## WHAT NEEDS TO BE DONE:
Below are the records. List every line holding the word "JSON".

START RECORDS FOR THIS TASK

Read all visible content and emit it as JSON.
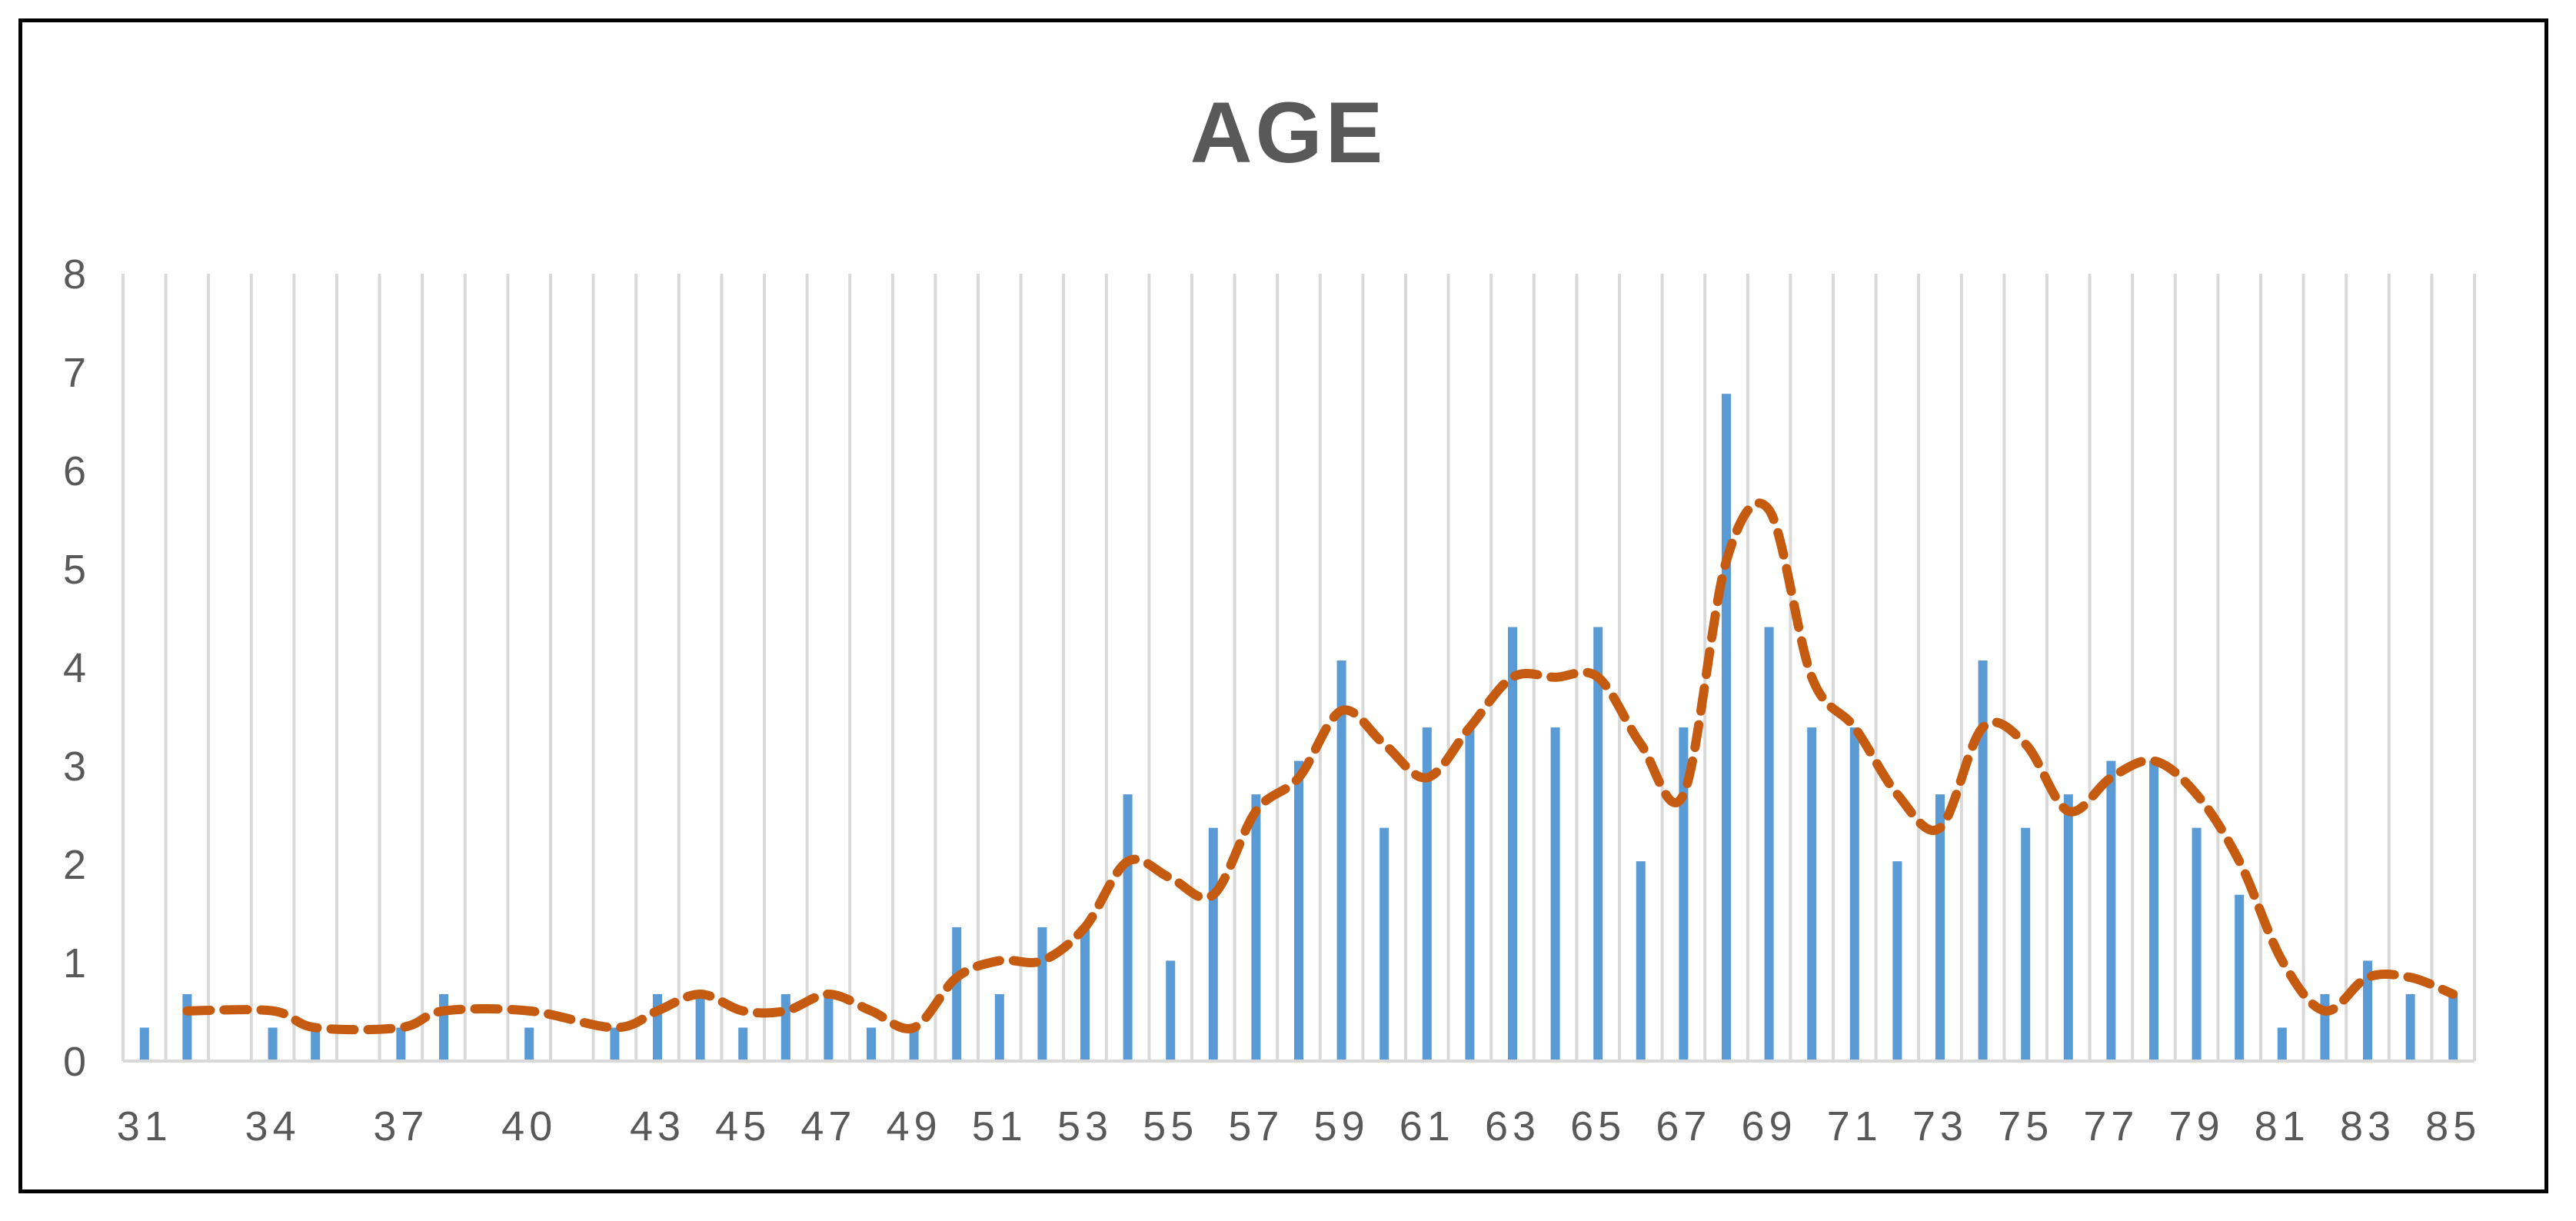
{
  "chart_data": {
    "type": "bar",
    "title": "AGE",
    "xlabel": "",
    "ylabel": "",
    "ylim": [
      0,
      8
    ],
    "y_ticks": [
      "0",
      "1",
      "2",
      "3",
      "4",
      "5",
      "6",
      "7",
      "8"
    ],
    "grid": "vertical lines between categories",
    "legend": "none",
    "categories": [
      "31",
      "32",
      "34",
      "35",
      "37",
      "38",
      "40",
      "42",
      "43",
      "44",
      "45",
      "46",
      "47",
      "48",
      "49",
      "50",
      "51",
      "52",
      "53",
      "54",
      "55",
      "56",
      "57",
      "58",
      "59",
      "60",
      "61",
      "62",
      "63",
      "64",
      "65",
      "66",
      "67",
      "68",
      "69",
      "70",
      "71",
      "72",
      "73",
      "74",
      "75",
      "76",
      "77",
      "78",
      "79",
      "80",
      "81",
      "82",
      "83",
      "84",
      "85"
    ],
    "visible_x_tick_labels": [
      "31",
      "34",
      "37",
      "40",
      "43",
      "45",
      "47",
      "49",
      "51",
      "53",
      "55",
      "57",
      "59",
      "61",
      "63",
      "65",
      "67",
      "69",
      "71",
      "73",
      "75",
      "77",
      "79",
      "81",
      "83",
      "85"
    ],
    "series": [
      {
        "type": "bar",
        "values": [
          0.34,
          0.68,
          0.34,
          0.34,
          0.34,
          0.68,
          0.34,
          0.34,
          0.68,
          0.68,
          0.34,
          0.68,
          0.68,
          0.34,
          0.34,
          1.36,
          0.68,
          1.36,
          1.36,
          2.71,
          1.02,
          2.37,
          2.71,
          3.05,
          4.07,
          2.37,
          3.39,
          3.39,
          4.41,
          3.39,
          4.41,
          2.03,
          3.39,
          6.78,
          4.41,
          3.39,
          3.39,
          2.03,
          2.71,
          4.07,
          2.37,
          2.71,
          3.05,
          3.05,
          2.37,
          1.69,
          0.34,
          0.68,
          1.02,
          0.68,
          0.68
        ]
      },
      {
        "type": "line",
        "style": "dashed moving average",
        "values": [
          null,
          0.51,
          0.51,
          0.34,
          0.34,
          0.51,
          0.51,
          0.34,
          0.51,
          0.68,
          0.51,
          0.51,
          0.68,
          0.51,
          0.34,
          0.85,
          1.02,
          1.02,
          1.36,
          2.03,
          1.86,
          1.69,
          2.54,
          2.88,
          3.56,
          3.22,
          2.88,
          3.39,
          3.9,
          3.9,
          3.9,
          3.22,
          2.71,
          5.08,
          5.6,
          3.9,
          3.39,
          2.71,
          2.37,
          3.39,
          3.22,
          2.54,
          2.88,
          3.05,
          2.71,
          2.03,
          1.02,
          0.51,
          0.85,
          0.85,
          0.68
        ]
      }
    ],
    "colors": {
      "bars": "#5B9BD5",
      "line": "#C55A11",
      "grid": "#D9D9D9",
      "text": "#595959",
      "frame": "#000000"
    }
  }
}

END RECORDS FOR THIS TASK
START RECORDS FOR THIS TASK

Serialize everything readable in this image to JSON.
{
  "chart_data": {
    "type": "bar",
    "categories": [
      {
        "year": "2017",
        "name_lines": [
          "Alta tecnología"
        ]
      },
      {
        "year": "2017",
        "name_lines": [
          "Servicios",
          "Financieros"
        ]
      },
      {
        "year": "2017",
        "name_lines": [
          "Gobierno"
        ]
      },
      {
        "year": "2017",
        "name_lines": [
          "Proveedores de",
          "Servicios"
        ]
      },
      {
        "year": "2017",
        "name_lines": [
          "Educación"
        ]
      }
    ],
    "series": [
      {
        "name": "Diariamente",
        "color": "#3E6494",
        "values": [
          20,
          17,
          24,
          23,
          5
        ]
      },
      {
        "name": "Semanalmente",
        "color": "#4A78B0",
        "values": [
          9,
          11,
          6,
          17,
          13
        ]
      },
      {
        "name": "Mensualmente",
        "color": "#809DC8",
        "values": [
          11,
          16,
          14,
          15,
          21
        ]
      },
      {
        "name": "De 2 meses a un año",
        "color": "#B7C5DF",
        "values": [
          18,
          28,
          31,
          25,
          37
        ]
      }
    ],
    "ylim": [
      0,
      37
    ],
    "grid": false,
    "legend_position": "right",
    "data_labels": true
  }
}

END RECORDS FOR THIS TASK

## SOLUTION FOR THIS TASK:
Read all visible content and emit it as JSON.
Serialize everything readable in this image to JSON.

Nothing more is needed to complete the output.